**Directive:** Pick out the lines below that include the string "this".

── Excerpted data

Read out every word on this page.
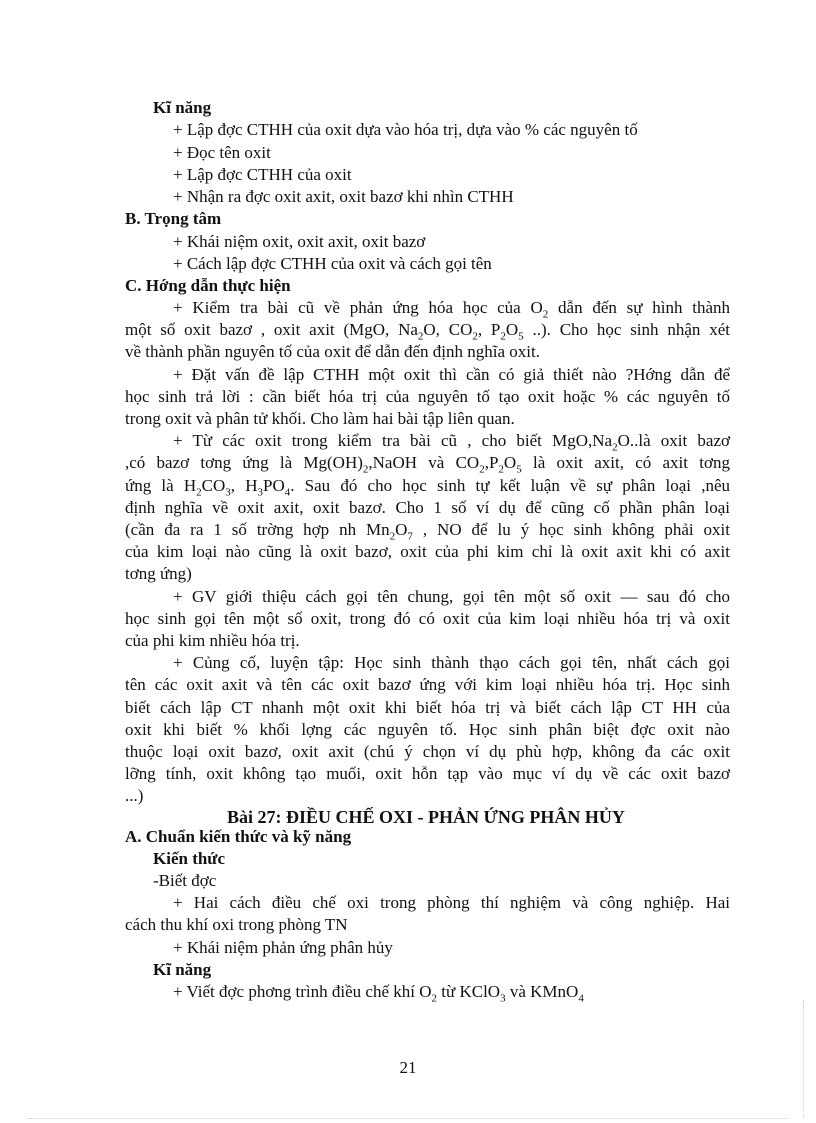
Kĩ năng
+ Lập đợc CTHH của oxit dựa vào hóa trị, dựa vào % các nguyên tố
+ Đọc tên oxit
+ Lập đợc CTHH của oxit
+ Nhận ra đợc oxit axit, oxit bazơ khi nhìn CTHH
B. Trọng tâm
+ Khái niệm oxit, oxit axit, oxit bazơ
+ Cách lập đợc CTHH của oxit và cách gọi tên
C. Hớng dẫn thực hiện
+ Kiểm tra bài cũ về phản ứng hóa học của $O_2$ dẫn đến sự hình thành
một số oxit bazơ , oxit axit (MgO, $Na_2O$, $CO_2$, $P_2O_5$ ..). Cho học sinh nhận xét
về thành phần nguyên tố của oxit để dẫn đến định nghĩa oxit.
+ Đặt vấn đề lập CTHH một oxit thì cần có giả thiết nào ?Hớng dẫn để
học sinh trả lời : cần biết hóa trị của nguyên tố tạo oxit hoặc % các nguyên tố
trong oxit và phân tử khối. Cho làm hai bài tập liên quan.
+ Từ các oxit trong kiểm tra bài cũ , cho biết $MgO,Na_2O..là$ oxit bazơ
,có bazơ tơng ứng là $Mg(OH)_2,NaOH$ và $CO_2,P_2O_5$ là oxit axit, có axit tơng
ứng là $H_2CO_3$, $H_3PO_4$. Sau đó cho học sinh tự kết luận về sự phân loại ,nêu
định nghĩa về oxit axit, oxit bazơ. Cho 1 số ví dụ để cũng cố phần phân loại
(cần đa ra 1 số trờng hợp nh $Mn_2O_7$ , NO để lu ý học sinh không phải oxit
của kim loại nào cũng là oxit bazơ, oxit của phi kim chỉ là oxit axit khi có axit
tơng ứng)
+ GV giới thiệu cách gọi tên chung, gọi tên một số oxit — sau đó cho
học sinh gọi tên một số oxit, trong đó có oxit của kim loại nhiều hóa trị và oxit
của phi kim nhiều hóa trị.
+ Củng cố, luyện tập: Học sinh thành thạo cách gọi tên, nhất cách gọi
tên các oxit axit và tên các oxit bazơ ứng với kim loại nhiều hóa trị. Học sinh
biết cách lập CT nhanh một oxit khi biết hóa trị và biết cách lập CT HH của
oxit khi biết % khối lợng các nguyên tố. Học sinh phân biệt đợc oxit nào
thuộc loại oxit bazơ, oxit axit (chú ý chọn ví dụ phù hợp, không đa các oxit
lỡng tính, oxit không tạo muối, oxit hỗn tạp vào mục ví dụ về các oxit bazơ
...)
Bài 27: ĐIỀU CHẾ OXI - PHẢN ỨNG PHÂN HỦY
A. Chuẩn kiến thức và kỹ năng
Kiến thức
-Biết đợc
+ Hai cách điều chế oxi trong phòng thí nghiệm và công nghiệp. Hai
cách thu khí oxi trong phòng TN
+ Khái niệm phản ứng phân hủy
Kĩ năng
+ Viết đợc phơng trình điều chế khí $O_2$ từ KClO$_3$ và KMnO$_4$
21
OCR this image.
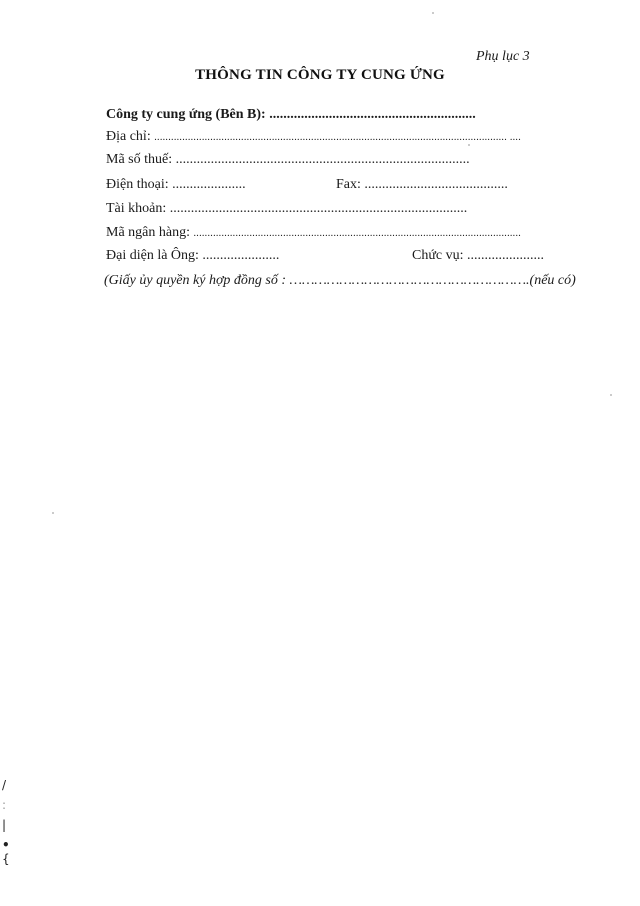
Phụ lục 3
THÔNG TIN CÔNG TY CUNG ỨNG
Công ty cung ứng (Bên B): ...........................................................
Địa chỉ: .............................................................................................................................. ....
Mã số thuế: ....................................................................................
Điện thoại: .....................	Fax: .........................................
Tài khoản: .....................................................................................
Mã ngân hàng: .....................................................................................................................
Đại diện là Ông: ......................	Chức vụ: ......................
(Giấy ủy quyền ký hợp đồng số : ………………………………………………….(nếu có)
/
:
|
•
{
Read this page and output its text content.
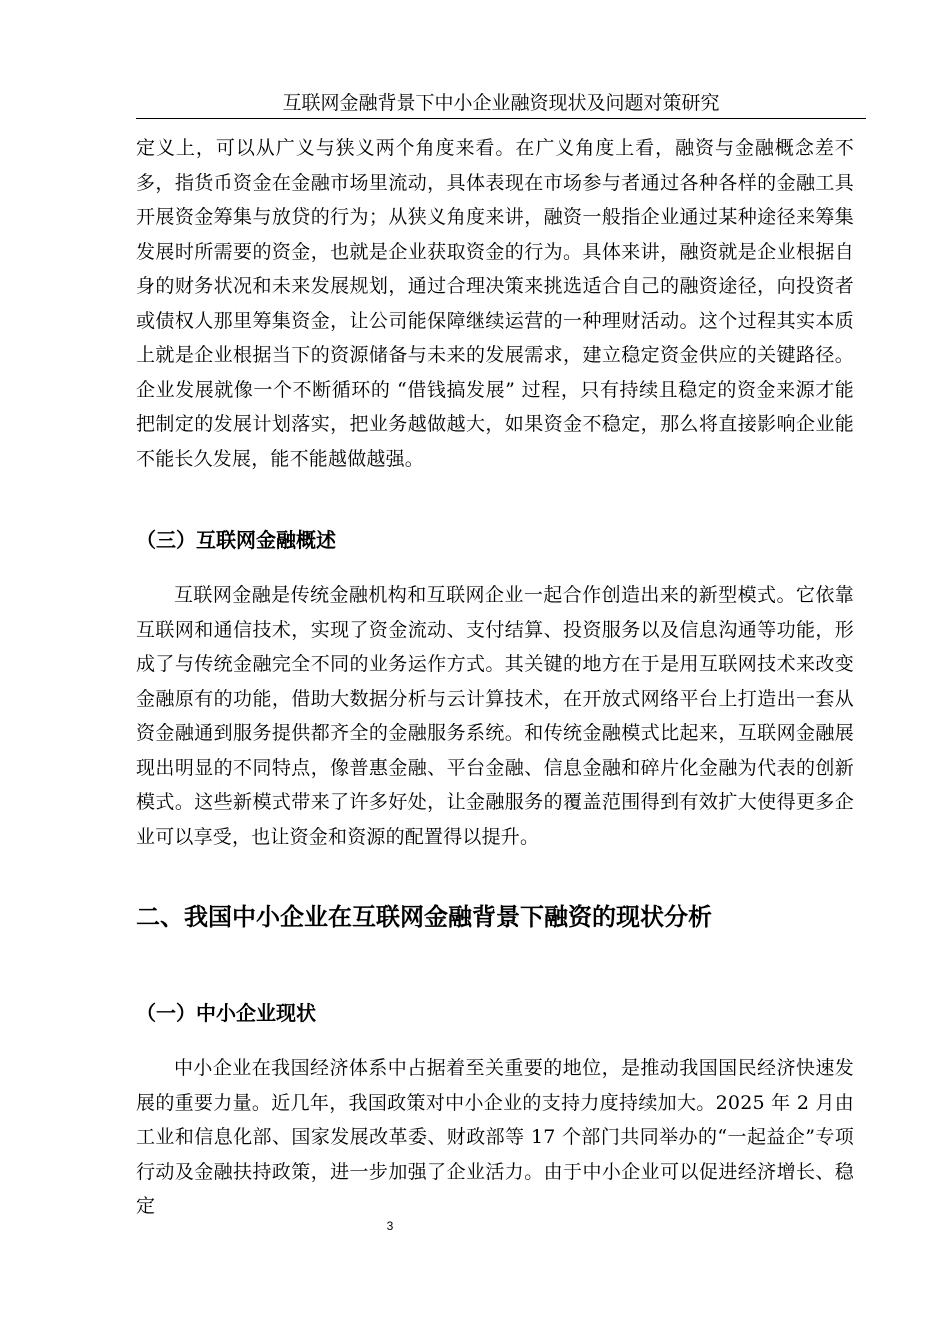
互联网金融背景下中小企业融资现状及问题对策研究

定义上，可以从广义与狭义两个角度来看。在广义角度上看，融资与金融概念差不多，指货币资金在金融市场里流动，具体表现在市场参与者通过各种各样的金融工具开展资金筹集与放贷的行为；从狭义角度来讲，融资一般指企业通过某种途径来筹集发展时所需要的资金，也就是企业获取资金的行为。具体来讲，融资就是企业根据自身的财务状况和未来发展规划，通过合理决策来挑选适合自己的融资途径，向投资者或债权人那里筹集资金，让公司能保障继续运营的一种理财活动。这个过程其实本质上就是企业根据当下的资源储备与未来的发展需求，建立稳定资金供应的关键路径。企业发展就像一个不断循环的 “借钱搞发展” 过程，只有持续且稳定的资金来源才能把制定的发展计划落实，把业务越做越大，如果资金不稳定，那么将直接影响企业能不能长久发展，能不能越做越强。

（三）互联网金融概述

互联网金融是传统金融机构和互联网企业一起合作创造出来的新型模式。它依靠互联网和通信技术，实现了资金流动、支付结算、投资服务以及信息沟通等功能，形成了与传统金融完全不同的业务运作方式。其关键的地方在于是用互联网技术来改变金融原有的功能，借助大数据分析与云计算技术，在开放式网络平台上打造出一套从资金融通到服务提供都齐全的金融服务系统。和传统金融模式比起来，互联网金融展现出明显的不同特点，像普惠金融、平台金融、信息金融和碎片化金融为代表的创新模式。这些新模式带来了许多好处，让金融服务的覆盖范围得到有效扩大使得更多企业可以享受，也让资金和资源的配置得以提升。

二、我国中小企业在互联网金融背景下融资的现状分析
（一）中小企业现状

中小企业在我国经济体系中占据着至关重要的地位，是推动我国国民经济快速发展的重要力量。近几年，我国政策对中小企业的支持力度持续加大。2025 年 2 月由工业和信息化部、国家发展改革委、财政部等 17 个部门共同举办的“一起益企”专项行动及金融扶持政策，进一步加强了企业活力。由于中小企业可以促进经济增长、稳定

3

────
── Excerpted data

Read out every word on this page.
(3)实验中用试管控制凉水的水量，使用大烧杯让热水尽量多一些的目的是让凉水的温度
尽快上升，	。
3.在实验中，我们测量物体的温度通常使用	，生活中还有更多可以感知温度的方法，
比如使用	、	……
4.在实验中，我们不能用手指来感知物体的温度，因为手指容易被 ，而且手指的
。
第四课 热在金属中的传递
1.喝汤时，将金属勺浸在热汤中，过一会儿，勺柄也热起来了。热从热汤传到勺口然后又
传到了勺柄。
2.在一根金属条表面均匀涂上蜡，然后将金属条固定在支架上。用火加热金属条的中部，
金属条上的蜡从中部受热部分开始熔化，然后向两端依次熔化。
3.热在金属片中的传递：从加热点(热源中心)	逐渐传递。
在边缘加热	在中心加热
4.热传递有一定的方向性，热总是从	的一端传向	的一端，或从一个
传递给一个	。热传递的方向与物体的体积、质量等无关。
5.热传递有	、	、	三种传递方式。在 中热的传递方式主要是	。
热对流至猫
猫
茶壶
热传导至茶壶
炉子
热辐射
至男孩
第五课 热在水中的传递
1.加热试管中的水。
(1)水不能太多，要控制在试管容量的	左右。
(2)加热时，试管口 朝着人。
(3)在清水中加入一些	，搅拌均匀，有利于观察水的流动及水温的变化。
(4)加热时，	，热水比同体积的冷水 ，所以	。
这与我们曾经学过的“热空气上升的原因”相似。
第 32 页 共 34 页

────
── Excerpted data

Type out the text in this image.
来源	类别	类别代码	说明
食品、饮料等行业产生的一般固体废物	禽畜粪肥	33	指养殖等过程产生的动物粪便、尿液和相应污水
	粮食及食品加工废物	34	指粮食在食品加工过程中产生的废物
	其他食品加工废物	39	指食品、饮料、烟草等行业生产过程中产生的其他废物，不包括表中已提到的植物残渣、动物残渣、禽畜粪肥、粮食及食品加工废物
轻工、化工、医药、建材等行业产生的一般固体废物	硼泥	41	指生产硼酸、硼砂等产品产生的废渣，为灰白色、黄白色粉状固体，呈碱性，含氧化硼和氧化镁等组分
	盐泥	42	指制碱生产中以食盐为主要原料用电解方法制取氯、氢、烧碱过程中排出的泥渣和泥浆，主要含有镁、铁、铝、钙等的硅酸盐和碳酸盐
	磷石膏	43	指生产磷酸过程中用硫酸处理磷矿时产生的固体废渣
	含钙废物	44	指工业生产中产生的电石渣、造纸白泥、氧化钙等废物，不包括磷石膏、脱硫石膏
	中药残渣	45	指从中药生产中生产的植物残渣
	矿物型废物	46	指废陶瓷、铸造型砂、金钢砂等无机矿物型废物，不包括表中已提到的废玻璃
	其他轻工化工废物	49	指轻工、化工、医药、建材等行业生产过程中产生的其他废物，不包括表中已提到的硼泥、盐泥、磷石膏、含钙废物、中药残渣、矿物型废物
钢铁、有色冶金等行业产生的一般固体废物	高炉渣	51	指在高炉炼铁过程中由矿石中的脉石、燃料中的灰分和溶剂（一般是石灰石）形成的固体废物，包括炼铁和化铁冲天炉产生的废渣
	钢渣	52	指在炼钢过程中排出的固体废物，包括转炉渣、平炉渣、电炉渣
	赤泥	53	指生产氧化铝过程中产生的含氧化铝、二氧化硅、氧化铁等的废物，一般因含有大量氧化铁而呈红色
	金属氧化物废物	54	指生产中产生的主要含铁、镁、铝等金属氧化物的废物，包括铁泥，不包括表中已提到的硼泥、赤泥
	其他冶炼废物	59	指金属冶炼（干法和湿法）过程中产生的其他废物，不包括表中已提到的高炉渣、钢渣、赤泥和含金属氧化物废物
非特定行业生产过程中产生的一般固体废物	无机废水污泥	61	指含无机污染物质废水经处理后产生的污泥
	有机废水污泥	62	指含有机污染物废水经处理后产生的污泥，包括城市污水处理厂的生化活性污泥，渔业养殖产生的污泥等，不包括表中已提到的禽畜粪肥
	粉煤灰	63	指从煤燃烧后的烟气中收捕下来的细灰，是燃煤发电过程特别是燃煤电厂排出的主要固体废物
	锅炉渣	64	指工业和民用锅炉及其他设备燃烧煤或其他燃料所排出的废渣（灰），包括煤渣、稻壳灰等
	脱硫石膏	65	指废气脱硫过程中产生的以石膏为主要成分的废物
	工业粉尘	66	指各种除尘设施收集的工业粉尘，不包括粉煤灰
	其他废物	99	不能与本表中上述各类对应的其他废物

────

**Written answer:**
Read out every word on this page.
OCR this image.
Read this page and output its text content.
Read out every word on this page.
Type out the text in this image.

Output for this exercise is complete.